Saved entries
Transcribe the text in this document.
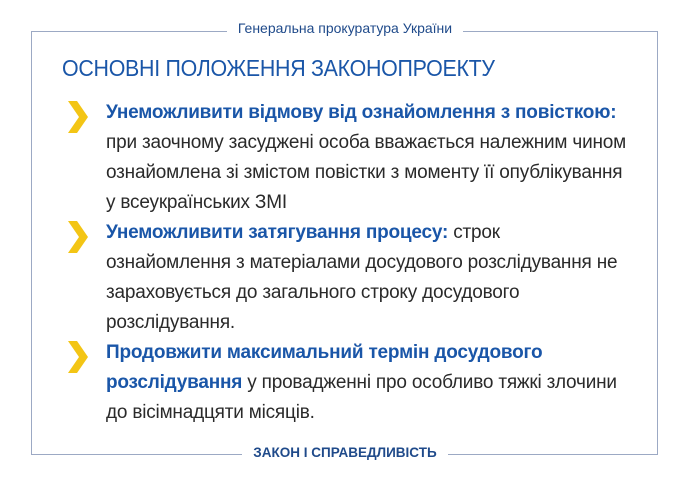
Генеральна прокуратура України
ОСНОВНІ ПОЛОЖЕННЯ ЗАКОНОПРОЕКТУ
Унеможливити відмову від ознайомлення з повісткою: при заочному засуджені особа вважається належним чином ознайомлена зі змістом повістки з моменту її опублікування у всеукраїнських ЗМІ
Унеможливити затягування процесу: строк ознайомлення з матеріалами досудового розслідування не зараховується до загального строку досудового розслідування.
Продовжити максимальний термін досудового розслідування у провадженні про особливо тяжкі злочини до вісімнадцяти місяців.
ЗАКОН І СПРАВЕДЛИВІСТЬ
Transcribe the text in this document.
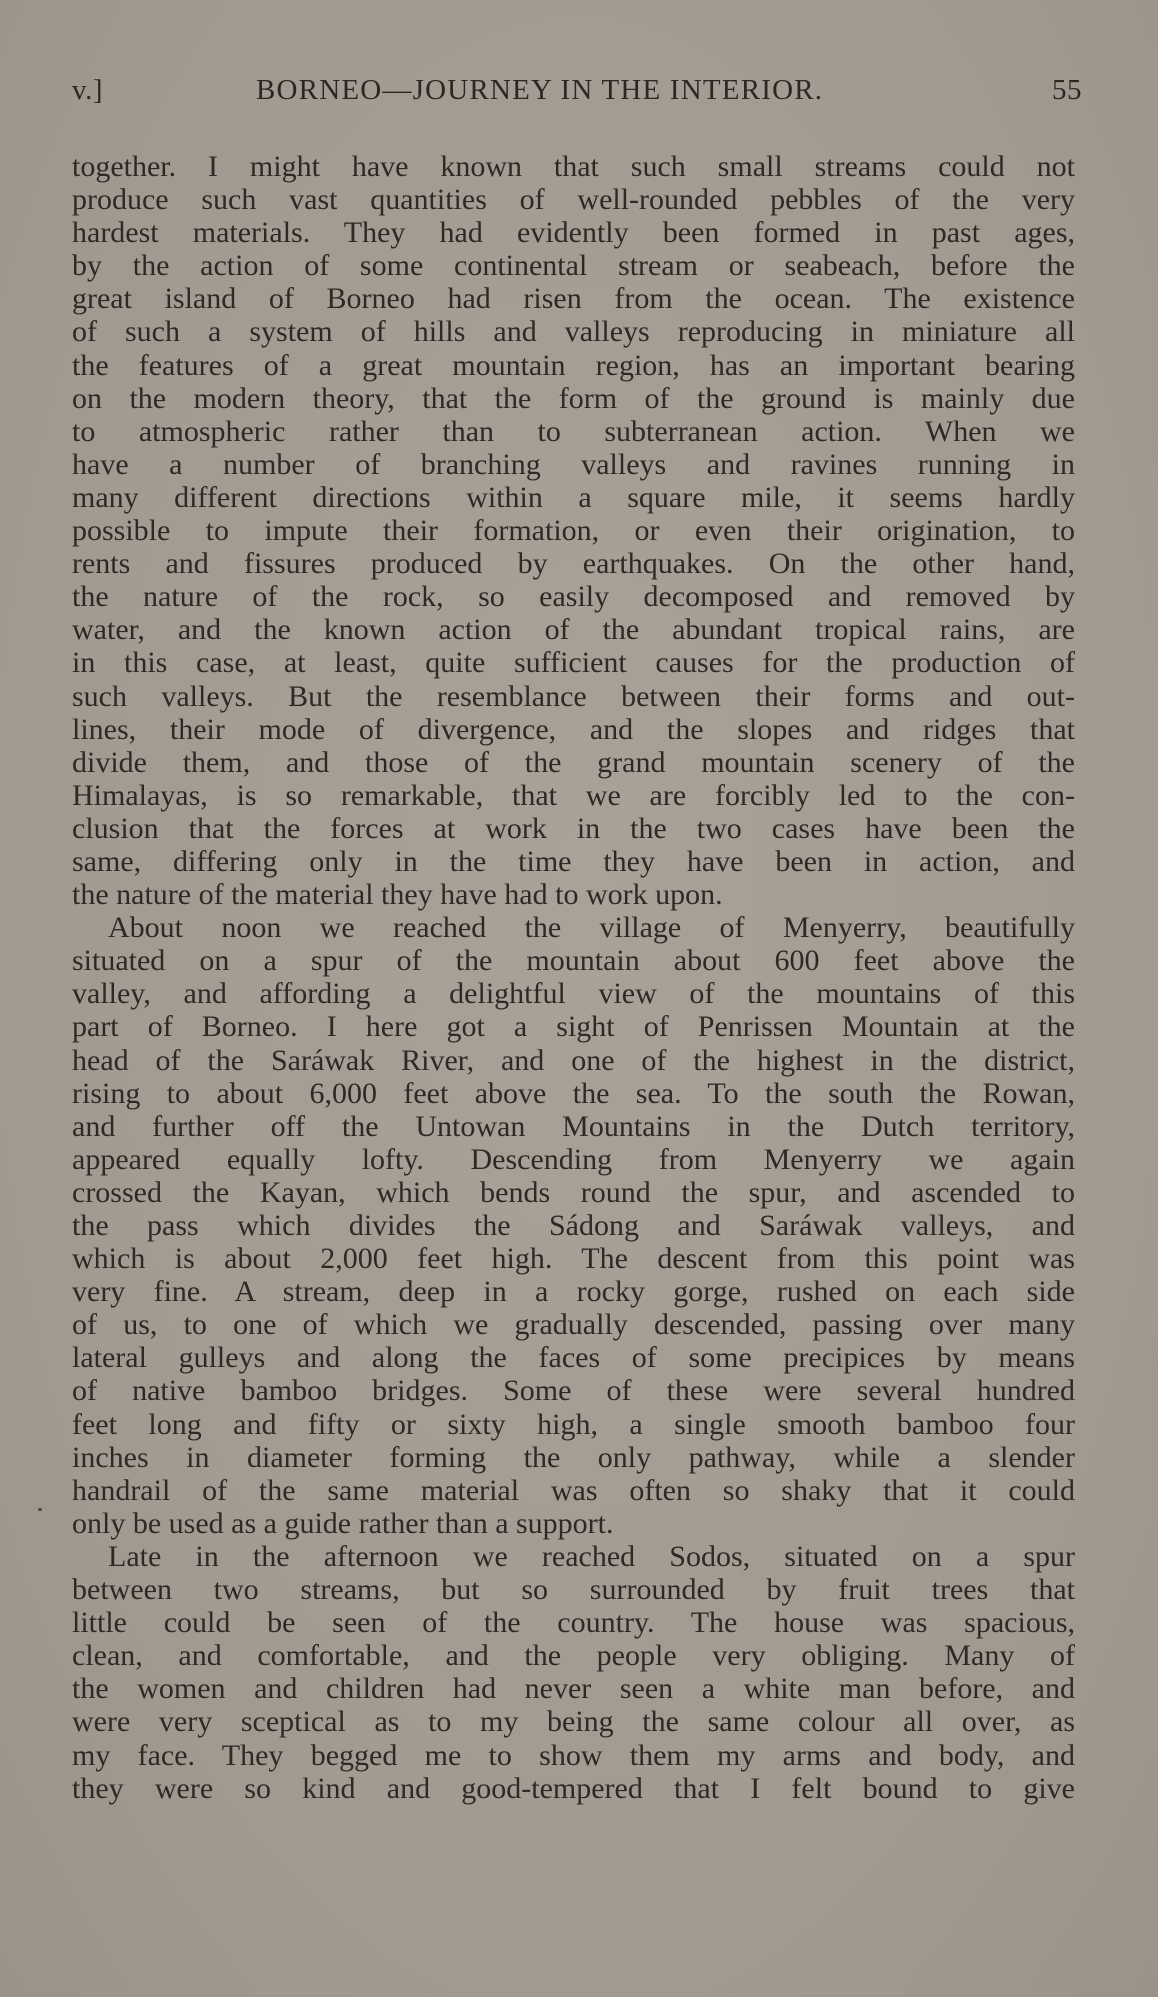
v.]	BORNEO—JOURNEY IN THE INTERIOR.	55
together. I might have known that such small streams could not
produce such vast quantities of well-rounded pebbles of the very
hardest materials. They had evidently been formed in past ages,
by the action of some continental stream or seabeach, before the
great island of Borneo had risen from the ocean. The existence
of such a system of hills and valleys reproducing in miniature all
the features of a great mountain region, has an important bearing
on the modern theory, that the form of the ground is mainly due
to atmospheric rather than to subterranean action. When we
have a number of branching valleys and ravines running in
many different directions within a square mile, it seems hardly
possible to impute their formation, or even their origination, to
rents and fissures produced by earthquakes. On the other hand,
the nature of the rock, so easily decomposed and removed by
water, and the known action of the abundant tropical rains, are
in this case, at least, quite sufficient causes for the production of
such valleys. But the resemblance between their forms and out-
lines, their mode of divergence, and the slopes and ridges that
divide them, and those of the grand mountain scenery of the
Himalayas, is so remarkable, that we are forcibly led to the con-
clusion that the forces at work in the two cases have been the
same, differing only in the time they have been in action, and
the nature of the material they have had to work upon.
About noon we reached the village of Menyerry, beautifully
situated on a spur of the mountain about 600 feet above the
valley, and affording a delightful view of the mountains of this
part of Borneo. I here got a sight of Penrissen Mountain at the
head of the Saráwak River, and one of the highest in the district,
rising to about 6,000 feet above the sea. To the south the Rowan,
and further off the Untowan Mountains in the Dutch territory,
appeared equally lofty. Descending from Menyerry we again
crossed the Kayan, which bends round the spur, and ascended to
the pass which divides the Sádong and Saráwak valleys, and
which is about 2,000 feet high. The descent from this point was
very fine. A stream, deep in a rocky gorge, rushed on each side
of us, to one of which we gradually descended, passing over many
lateral gulleys and along the faces of some precipices by means
of native bamboo bridges. Some of these were several hundred
feet long and fifty or sixty high, a single smooth bamboo four
inches in diameter forming the only pathway, while a slender
handrail of the same material was often so shaky that it could
only be used as a guide rather than a support.
Late in the afternoon we reached Sodos, situated on a spur
between two streams, but so surrounded by fruit trees that
little could be seen of the country. The house was spacious,
clean, and comfortable, and the people very obliging. Many of
the women and children had never seen a white man before, and
were very sceptical as to my being the same colour all over, as
my face. They begged me to show them my arms and body, and
they were so kind and good-tempered that I felt bound to give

### [Problem description]
Wherever the word "been" occurs in a line of the listing, copy that line.

### [Solution to this exercise]
hardest materials. They had evidently been formed in past ages,
clusion that the forces at work in the two cases have been the
same, differing only in the time they have been in action, and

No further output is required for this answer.